Quote the items below verbatim, beginning with the first one and continuing through the one that contains "candle-body-up (769, 212, 778, 218)", including that one.

→ The data:
============

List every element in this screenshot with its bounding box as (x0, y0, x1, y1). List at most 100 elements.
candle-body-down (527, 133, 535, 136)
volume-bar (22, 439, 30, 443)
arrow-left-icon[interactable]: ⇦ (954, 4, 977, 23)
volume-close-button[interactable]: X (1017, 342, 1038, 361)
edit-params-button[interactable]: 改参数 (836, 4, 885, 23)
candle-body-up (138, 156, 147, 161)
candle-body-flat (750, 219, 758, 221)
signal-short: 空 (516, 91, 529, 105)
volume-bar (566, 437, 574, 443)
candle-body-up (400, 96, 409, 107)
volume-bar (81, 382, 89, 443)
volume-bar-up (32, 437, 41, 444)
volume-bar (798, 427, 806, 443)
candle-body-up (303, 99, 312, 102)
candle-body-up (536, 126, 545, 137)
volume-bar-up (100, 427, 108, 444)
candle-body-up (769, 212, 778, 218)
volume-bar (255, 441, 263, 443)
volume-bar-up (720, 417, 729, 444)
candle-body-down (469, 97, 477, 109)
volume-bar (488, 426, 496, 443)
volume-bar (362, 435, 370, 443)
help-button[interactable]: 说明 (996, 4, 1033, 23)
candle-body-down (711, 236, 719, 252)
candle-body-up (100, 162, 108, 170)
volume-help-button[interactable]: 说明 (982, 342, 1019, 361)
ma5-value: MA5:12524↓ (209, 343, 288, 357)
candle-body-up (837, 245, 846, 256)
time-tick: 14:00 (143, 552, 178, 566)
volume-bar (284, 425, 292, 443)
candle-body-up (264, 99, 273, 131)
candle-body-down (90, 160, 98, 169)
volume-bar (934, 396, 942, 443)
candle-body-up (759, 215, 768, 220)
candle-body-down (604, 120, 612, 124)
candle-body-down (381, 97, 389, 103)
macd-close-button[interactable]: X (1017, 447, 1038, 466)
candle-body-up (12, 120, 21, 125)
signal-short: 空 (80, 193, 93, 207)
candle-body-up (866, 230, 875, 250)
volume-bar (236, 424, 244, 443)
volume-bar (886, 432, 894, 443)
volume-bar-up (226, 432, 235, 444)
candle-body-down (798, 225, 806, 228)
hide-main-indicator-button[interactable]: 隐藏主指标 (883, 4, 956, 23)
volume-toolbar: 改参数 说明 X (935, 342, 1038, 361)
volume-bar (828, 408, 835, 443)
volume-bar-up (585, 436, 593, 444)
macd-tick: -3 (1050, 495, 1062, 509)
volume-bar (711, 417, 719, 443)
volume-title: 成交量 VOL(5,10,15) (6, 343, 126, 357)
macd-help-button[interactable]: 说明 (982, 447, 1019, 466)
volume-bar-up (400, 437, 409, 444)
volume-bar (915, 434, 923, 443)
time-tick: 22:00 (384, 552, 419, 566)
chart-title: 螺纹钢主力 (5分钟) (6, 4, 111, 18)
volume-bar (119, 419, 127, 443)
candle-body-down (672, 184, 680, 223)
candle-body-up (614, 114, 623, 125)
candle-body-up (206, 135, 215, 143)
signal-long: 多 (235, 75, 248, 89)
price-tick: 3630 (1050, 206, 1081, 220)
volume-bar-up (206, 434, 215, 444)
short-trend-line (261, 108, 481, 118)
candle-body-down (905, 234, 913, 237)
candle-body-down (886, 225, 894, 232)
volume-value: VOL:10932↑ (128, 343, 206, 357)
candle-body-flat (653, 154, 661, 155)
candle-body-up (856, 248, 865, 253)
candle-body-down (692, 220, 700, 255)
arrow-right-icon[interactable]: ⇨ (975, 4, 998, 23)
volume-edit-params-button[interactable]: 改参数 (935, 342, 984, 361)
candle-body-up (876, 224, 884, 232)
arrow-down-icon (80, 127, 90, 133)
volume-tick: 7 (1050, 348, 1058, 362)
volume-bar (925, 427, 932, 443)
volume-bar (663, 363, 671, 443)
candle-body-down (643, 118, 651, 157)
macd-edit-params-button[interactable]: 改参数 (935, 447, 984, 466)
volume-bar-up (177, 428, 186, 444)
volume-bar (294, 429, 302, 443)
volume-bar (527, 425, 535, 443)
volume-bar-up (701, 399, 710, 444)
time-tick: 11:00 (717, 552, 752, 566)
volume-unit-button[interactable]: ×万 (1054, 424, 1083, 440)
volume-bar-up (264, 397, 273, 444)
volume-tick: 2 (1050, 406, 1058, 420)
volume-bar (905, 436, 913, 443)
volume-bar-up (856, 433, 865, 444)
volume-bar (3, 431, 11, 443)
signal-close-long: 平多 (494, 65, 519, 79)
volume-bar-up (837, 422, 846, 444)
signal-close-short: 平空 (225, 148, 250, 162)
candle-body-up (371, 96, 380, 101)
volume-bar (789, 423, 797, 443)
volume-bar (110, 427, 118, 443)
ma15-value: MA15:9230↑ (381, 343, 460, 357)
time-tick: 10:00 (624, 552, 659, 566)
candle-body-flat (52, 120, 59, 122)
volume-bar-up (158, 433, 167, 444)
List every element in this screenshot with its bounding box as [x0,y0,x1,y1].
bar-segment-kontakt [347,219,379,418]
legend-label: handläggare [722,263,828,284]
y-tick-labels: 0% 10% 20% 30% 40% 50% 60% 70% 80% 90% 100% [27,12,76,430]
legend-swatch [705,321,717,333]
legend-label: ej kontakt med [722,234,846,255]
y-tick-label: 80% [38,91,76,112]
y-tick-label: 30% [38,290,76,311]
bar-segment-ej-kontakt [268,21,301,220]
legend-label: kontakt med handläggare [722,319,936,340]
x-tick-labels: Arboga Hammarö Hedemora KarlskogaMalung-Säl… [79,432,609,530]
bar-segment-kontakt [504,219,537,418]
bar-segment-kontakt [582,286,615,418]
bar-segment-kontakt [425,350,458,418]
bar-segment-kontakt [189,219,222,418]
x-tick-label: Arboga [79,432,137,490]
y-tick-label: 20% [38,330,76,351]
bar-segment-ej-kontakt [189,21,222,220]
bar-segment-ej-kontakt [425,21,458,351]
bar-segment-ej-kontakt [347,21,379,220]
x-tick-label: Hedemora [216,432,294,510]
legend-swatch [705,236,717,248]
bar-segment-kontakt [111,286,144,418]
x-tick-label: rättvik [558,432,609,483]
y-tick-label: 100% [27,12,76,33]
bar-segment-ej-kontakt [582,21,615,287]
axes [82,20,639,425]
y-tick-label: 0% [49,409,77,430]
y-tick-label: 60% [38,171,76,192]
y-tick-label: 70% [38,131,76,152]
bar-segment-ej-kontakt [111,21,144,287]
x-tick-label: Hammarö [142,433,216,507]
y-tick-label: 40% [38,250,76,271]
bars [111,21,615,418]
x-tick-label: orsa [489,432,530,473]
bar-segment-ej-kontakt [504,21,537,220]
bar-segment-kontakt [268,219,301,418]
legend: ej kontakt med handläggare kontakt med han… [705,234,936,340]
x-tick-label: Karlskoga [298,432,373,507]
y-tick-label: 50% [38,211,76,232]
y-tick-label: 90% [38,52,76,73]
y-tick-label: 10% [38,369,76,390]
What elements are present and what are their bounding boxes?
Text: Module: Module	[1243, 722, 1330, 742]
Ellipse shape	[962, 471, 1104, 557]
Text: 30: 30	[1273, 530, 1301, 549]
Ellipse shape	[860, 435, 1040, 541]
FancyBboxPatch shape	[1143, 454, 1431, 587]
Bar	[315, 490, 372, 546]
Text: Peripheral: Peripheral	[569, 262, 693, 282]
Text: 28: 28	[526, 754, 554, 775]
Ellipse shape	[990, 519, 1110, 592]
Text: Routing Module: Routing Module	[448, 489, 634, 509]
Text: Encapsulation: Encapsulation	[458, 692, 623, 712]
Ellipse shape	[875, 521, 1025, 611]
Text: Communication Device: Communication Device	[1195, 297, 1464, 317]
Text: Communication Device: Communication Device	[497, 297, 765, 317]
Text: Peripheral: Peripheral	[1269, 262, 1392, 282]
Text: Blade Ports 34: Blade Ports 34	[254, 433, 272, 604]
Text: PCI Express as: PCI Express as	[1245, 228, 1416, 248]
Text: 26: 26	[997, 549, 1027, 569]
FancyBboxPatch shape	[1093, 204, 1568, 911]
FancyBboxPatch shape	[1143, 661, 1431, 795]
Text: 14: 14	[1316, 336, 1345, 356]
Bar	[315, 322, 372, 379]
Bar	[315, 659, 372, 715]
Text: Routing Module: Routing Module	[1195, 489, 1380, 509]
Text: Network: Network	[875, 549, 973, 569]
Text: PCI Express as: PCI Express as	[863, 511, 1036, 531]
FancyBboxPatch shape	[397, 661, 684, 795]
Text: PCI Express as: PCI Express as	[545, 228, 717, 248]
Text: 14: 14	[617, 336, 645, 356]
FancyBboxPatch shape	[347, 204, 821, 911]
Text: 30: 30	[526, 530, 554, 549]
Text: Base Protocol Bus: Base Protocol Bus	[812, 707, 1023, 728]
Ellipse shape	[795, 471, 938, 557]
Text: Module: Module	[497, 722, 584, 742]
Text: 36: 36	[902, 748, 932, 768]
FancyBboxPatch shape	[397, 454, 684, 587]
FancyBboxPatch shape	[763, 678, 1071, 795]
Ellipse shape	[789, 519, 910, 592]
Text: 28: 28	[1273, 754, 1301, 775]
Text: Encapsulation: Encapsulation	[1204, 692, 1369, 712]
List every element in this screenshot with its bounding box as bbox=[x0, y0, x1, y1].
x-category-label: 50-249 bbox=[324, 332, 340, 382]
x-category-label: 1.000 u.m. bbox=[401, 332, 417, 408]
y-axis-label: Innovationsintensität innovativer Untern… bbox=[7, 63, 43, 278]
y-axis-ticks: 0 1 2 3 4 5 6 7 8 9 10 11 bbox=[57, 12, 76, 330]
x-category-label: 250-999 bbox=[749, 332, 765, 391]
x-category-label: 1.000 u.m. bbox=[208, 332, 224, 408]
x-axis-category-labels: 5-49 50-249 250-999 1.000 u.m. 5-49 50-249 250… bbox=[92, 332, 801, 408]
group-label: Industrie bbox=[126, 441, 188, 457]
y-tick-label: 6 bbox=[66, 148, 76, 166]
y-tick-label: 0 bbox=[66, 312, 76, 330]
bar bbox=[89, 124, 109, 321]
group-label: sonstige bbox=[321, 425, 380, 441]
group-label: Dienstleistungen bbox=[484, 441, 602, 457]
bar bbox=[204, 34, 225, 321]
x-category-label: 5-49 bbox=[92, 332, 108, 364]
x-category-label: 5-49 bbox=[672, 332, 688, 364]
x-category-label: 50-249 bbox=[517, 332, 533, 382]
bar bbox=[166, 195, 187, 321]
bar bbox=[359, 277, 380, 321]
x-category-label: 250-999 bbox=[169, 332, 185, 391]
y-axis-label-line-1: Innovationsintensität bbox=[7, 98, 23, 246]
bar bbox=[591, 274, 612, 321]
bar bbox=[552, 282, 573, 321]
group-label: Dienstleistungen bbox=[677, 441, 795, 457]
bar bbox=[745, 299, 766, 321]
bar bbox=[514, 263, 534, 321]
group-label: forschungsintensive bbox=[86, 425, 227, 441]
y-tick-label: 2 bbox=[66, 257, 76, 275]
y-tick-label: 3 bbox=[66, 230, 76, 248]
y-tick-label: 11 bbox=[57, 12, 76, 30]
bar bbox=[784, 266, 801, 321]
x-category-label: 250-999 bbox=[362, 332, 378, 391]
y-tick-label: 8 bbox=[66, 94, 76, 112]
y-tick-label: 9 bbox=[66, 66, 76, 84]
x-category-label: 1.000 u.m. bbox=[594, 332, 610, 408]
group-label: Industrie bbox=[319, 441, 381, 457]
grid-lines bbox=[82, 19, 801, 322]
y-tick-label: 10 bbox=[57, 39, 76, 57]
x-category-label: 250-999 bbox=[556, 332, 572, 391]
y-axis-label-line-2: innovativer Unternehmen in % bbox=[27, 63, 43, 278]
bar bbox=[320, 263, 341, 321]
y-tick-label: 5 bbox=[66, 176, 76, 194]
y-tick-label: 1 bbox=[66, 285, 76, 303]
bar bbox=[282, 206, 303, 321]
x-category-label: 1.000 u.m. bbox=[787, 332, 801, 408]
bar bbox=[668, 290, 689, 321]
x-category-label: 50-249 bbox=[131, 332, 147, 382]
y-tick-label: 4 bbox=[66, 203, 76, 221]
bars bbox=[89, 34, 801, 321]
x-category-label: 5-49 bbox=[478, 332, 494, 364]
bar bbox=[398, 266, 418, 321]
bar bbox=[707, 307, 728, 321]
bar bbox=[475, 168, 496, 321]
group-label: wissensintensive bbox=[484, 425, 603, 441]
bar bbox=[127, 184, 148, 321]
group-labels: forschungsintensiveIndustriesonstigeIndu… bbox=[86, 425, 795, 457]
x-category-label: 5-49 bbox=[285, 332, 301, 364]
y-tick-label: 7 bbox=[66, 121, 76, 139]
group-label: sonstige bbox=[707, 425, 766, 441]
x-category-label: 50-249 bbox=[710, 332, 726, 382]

============

→ Solution to this task:
List every element in this screenshot with its bounding box as (x0, y0, x1, y1). List at most 100 elements.
candle-body-down (527, 133, 535, 136)
volume-bar (22, 439, 30, 443)
arrow-left-icon[interactable]: ⇦ (954, 4, 977, 23)
volume-close-button[interactable]: X (1017, 342, 1038, 361)
edit-params-button[interactable]: 改参数 (836, 4, 885, 23)
candle-body-up (138, 156, 147, 161)
candle-body-flat (750, 219, 758, 221)
signal-short: 空 (516, 91, 529, 105)
volume-bar (566, 437, 574, 443)
candle-body-up (400, 96, 409, 107)
volume-bar (81, 382, 89, 443)
volume-bar-up (32, 437, 41, 444)
volume-bar (798, 427, 806, 443)
candle-body-up (303, 99, 312, 102)
candle-body-up (536, 126, 545, 137)
volume-bar-up (100, 427, 108, 444)
candle-body-up (769, 212, 778, 218)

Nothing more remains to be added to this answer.